#### Exercise material ####
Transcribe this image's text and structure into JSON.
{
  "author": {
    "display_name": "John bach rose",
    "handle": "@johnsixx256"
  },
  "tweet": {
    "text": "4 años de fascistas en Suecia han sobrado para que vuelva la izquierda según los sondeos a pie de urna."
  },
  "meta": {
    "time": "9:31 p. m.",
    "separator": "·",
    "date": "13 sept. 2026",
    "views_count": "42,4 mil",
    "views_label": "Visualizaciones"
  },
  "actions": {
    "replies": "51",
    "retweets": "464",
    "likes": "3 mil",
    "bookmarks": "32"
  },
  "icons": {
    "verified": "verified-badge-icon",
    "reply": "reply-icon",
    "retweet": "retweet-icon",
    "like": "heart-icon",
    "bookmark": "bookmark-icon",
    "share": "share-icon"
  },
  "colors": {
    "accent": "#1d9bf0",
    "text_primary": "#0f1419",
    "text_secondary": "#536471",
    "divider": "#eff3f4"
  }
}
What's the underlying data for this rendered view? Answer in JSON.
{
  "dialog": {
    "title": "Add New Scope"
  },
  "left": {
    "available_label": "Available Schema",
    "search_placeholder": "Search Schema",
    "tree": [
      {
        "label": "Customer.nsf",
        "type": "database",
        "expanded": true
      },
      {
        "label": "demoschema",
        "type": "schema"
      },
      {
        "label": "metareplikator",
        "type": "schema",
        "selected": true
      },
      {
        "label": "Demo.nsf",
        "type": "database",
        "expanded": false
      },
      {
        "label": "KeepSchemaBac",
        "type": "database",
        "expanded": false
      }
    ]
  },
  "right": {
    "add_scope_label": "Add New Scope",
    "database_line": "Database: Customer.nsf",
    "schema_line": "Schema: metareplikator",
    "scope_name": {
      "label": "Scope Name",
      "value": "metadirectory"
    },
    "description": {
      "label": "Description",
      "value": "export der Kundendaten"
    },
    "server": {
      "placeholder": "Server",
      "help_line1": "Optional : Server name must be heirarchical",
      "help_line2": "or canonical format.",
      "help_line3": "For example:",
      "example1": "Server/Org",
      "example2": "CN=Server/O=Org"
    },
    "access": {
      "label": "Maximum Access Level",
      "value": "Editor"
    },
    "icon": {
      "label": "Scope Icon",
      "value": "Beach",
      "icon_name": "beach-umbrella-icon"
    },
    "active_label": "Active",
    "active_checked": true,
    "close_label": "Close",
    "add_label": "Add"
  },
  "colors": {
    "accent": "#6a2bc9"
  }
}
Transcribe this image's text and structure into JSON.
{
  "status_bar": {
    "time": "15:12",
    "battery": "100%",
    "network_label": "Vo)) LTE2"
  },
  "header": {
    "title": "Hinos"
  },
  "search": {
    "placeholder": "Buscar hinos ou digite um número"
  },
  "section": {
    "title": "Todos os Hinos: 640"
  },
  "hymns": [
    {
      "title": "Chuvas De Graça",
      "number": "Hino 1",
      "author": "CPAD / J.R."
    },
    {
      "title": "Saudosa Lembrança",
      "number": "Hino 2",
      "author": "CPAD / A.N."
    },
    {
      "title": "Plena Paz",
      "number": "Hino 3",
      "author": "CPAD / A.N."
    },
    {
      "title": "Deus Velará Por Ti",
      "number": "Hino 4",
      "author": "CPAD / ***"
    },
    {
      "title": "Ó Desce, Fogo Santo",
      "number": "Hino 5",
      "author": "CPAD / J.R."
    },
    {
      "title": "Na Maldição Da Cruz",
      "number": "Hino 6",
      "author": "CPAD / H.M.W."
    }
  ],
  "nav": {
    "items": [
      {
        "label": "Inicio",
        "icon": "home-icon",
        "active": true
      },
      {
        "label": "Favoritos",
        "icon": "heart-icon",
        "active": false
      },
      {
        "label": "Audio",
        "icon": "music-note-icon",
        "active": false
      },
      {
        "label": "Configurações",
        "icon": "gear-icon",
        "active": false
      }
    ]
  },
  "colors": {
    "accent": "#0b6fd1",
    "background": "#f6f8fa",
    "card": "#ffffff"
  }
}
####
• **Task to complete**: Count how many lines above include the word "value" and answer with that figure only.

• **Exercise solution**: 4